What to do:
Extract from the listing each line in which the word "компьютер" appears.

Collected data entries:
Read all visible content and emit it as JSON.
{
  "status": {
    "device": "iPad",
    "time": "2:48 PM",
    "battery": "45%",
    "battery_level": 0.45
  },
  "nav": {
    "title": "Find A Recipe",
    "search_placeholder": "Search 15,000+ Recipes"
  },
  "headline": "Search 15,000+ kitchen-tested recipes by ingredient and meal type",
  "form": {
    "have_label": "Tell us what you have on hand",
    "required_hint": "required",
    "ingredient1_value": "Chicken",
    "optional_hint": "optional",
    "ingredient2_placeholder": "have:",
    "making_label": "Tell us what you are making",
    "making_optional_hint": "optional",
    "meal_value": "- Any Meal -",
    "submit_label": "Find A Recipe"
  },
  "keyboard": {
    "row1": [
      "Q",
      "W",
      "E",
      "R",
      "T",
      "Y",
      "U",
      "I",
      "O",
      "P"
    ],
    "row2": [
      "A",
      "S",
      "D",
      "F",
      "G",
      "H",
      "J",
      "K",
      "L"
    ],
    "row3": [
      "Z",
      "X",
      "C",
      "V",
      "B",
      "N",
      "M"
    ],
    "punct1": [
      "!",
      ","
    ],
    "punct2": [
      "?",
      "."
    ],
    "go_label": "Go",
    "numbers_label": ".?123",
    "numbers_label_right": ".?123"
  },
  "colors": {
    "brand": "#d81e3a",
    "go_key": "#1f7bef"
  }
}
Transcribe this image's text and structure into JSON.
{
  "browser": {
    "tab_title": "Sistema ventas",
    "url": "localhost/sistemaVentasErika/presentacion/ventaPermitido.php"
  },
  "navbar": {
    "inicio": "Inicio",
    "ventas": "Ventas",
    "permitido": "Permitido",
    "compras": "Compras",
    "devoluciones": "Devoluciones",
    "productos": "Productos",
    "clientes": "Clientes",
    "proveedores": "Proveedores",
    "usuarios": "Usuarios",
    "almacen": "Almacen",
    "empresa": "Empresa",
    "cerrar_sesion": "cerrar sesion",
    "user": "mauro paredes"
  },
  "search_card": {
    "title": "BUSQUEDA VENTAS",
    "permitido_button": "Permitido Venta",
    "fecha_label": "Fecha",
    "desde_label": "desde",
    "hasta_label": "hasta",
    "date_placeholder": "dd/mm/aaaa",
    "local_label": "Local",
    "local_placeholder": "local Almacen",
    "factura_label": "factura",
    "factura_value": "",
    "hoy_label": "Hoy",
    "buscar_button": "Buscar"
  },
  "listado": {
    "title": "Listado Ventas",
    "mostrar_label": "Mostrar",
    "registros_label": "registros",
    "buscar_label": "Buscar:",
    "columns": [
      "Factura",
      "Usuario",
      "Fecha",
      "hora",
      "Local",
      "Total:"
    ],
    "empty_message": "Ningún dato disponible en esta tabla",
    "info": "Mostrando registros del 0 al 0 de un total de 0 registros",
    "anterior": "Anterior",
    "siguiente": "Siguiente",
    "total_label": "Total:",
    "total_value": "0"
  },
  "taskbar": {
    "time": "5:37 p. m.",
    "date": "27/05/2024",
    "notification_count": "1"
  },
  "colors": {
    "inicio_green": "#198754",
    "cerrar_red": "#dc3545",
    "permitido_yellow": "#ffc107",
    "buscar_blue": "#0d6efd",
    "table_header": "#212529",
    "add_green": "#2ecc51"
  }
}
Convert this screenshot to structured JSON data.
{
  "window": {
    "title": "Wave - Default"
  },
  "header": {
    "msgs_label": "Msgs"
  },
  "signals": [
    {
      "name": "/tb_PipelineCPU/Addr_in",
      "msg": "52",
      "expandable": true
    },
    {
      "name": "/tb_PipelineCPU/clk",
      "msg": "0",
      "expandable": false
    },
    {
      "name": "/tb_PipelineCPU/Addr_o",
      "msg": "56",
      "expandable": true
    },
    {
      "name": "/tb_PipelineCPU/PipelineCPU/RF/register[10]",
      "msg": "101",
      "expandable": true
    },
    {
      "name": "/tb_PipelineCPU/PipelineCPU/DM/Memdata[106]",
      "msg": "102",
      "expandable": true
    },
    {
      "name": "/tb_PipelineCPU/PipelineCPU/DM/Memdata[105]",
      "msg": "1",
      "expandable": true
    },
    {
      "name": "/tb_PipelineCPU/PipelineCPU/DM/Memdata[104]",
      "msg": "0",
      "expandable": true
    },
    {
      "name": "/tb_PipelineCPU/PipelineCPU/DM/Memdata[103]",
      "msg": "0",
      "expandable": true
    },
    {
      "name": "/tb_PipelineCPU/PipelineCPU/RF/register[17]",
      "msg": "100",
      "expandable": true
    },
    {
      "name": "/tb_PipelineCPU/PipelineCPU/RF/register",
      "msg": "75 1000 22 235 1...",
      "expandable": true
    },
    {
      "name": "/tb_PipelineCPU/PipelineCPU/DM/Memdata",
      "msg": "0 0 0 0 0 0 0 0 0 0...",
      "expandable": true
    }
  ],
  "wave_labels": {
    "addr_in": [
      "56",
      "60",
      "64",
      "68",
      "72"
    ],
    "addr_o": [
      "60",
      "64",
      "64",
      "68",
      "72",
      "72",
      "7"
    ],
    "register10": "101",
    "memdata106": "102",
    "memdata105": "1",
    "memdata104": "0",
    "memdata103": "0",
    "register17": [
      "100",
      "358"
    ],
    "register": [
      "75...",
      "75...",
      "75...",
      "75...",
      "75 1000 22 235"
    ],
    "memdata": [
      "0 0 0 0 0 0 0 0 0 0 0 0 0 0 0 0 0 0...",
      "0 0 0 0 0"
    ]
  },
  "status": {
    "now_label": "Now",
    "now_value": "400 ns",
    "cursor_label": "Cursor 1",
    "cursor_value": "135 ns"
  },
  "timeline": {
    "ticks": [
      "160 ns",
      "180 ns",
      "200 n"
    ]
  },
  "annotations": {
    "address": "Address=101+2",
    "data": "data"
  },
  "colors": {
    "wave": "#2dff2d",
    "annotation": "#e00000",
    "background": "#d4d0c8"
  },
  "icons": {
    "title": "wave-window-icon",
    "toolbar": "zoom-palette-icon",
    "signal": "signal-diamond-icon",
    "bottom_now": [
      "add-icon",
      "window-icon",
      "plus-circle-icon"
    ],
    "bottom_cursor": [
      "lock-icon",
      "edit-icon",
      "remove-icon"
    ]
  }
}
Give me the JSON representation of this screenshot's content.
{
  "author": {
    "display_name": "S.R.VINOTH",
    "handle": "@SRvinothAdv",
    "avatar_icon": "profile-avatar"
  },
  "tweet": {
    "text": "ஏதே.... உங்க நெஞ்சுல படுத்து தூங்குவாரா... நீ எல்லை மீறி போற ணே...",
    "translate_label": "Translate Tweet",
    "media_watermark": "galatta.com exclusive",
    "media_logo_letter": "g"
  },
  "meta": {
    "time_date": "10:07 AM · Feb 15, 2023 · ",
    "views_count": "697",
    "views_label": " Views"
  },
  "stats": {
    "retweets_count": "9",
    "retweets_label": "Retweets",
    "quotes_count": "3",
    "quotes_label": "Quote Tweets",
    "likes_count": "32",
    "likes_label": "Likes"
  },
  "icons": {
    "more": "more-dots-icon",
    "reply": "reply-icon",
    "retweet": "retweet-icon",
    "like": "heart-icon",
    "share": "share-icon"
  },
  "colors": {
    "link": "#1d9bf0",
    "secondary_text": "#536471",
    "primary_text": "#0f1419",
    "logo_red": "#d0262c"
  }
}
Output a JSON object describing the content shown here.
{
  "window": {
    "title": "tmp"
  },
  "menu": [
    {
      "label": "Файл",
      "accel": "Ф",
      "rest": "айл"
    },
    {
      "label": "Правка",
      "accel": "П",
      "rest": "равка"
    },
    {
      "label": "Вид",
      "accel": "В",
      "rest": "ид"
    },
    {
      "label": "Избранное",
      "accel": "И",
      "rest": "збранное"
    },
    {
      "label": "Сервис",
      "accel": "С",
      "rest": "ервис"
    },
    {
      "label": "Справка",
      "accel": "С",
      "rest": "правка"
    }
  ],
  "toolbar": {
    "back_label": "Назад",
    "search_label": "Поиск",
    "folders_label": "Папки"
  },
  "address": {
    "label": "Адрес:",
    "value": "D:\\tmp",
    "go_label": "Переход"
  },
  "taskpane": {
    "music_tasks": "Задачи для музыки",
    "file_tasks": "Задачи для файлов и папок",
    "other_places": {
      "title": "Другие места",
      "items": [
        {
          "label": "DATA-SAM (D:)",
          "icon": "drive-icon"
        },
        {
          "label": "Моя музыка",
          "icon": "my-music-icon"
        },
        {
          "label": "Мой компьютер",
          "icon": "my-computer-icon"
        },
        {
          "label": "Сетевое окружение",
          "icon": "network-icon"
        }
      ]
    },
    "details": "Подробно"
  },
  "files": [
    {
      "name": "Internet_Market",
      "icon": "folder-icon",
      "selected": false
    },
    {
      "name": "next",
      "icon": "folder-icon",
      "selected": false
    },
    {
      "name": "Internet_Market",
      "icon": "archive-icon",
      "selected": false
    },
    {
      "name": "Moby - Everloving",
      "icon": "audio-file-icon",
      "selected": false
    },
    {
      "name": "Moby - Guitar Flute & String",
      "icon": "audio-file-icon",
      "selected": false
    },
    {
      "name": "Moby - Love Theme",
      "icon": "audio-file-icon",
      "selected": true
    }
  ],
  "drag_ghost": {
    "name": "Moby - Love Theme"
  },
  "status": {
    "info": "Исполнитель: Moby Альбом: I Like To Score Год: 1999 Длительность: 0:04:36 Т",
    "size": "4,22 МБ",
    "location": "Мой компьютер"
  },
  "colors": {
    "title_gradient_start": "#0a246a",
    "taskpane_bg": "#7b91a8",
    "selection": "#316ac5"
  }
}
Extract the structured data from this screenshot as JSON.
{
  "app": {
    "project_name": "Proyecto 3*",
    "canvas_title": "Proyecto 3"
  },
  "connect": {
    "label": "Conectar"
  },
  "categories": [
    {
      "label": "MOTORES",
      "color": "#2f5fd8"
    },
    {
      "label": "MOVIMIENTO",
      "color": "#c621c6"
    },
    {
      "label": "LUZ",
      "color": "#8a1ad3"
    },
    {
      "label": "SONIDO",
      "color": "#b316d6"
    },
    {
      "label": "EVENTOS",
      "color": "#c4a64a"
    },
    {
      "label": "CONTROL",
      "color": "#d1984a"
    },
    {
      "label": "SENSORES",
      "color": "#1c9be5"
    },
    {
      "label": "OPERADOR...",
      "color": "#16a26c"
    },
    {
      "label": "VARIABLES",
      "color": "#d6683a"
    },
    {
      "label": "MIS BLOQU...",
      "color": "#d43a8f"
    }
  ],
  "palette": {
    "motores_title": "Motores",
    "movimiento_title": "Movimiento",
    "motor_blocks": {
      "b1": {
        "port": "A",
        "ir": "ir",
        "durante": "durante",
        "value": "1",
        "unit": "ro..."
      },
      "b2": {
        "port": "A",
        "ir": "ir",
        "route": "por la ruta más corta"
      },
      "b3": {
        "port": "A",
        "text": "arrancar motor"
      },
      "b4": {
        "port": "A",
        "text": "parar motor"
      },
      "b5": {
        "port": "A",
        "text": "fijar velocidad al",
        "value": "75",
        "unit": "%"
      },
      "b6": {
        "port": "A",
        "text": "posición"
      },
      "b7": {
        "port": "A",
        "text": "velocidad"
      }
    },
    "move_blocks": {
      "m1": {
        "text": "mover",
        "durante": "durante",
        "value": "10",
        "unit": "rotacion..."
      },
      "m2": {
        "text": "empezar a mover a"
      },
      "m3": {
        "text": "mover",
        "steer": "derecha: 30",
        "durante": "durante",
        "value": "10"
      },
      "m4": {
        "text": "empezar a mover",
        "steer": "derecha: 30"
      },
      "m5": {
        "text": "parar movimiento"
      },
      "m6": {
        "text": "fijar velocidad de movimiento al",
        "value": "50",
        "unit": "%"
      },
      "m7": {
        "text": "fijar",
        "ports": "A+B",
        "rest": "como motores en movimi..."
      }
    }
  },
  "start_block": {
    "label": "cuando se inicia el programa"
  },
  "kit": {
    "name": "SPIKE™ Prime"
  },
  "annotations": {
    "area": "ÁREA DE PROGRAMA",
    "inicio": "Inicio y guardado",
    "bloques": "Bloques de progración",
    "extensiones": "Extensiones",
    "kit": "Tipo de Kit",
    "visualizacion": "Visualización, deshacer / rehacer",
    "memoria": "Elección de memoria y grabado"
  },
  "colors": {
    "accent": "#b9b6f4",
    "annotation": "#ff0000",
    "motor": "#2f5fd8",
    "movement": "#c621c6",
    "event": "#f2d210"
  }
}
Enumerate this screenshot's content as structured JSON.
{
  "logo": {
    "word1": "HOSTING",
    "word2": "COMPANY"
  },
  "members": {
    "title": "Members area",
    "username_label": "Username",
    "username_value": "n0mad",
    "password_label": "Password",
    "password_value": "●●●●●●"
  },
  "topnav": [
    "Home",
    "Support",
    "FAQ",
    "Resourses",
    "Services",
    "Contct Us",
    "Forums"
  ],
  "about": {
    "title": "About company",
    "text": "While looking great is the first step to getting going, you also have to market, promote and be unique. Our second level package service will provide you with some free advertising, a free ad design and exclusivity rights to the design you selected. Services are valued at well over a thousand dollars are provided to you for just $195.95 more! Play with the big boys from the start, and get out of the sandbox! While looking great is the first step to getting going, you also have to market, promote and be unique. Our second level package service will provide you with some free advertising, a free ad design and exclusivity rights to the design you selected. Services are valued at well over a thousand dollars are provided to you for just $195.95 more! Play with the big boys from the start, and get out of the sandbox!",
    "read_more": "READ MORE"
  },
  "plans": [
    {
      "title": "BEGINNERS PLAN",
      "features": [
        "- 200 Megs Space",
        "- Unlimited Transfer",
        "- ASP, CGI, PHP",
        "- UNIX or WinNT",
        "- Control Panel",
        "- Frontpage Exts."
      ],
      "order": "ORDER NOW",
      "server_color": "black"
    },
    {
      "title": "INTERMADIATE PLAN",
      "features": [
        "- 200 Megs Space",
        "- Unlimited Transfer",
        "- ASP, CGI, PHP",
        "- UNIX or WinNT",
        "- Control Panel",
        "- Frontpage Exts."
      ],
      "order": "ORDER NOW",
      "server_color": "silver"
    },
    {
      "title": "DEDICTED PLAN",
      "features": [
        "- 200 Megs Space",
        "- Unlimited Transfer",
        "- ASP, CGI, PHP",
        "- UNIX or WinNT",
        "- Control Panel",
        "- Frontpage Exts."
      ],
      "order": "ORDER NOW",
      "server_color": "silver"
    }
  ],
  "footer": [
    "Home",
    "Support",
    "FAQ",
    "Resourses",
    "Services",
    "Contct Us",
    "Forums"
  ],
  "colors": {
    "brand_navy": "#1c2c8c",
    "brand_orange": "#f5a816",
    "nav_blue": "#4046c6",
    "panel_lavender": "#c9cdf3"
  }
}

Exercise answer:
          "label": "Мой компьютер",
    "location": "Мой компьютер"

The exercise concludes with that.